* Goal *
Entries follow. Set all of them down as they stand.

# # # #

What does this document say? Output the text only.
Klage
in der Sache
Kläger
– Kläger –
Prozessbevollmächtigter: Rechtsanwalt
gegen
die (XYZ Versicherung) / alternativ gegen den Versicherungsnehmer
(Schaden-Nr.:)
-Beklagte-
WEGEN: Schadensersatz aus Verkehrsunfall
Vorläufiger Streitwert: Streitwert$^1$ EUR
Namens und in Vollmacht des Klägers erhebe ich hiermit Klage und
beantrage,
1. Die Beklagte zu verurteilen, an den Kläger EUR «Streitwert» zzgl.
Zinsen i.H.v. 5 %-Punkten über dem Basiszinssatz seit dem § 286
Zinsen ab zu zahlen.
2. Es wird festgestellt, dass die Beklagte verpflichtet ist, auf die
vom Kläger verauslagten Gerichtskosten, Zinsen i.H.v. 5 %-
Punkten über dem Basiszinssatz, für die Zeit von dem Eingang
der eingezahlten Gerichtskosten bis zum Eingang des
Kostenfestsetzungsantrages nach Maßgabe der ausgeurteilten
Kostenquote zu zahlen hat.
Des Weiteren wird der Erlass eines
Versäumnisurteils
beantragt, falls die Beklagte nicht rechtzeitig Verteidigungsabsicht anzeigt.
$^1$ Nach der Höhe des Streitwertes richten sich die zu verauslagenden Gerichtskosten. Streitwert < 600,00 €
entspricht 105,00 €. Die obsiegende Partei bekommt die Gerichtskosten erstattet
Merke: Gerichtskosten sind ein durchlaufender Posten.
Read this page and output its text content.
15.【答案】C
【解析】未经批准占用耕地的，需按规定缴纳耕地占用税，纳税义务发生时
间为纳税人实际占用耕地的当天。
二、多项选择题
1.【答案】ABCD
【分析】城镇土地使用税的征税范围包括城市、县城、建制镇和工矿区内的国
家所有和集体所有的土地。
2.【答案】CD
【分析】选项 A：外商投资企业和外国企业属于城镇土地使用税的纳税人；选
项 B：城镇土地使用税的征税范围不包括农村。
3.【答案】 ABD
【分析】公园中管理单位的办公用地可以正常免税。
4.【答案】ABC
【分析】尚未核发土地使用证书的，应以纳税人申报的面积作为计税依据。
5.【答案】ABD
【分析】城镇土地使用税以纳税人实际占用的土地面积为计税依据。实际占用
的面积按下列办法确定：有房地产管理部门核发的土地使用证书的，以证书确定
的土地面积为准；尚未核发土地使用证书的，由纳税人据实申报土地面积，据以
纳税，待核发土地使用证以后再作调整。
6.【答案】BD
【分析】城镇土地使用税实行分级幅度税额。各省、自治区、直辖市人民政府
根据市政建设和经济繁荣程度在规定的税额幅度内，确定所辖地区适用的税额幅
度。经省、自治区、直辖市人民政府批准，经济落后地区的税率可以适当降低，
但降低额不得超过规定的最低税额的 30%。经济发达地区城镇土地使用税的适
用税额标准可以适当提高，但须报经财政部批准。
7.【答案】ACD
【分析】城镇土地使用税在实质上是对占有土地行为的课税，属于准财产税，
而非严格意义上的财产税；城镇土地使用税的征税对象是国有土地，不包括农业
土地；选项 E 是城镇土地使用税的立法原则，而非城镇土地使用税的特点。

# # # #

* Response *
What does this document say? Output the text only.
Klage
in der Sache
Kläger
– Kläger –
Prozessbevollmächtigter: Rechtsanwalt
gegen
die (XYZ Versicherung) / alternativ gegen den Versicherungsnehmer
(Schaden-Nr.:)
-Beklagte-
WEGEN: Schadensersatz aus Verkehrsunfall
Vorläufiger Streitwert: Streitwert$^1$ EUR
Namens und in Vollmacht des Klägers erhebe ich hiermit Klage und
beantrage,
1. Die Beklagte zu verurteilen, an den Kläger EUR «Streitwert» zzgl.
Zinsen i.H.v. 5 %-Punkten über dem Basiszinssatz seit dem § 286
Zinsen ab zu zahlen.
2. Es wird festgestellt, dass die Beklagte verpflichtet ist, auf die
vom Kläger verauslagten Gerichtskosten, Zinsen i.H.v. 5 %-
Punkten über dem Basiszinssatz, für die Zeit von dem Eingang
der eingezahlten Gerichtskosten bis zum Eingang des
Kostenfestsetzungsantrages nach Maßgabe der ausgeurteilten
Kostenquote zu zahlen hat.
Des Weiteren wird der Erlass eines
Versäumnisurteils
beantragt, falls die Beklagte nicht rechtzeitig Verteidigungsabsicht anzeigt.
$^1$ Nach der Höhe des Streitwertes richten sich die zu verauslagenden Gerichtskosten. Streitwert < 600,00 €
entspricht 105,00 €. Die obsiegende Partei bekommt die Gerichtskosten erstattet
Merke: Gerichtskosten sind ein durchlaufender Posten.
Read this page and output its text content.
15.【答案】C
【解析】未经批准占用耕地的，需按规定缴纳耕地占用税，纳税义务发生时
间为纳税人实际占用耕地的当天。
二、多项选择题
1.【答案】ABCD
【分析】城镇土地使用税的征税范围包括城市、县城、建制镇和工矿区内的国
家所有和集体所有的土地。
2.【答案】CD
【分析】选项 A：外商投资企业和外国企业属于城镇土地使用税的纳税人；选
项 B：城镇土地使用税的征税范围不包括农村。
3.【答案】 ABD
【分析】公园中管理单位的办公用地可以正常免税。
4.【答案】ABC
【分析】尚未核发土地使用证书的，应以纳税人申报的面积作为计税依据。
5.【答案】ABD
【分析】城镇土地使用税以纳税人实际占用的土地面积为计税依据。实际占用
的面积按下列办法确定：有房地产管理部门核发的土地使用证书的，以证书确定
的土地面积为准；尚未核发土地使用证书的，由纳税人据实申报土地面积，据以
纳税，待核发土地使用证以后再作调整。
6.【答案】BD
【分析】城镇土地使用税实行分级幅度税额。各省、自治区、直辖市人民政府
根据市政建设和经济繁荣程度在规定的税额幅度内，确定所辖地区适用的税额幅
度。经省、自治区、直辖市人民政府批准，经济落后地区的税率可以适当降低，
但降低额不得超过规定的最低税额的 30%。经济发达地区城镇土地使用税的适
用税额标准可以适当提高，但须报经财政部批准。
7.【答案】ACD
【分析】城镇土地使用税在实质上是对占有土地行为的课税，属于准财产税，
而非严格意义上的财产税；城镇土地使用税的征税对象是国有土地，不包括农业
土地；选项 E 是城镇土地使用税的立法原则，而非城镇土地使用税的特点。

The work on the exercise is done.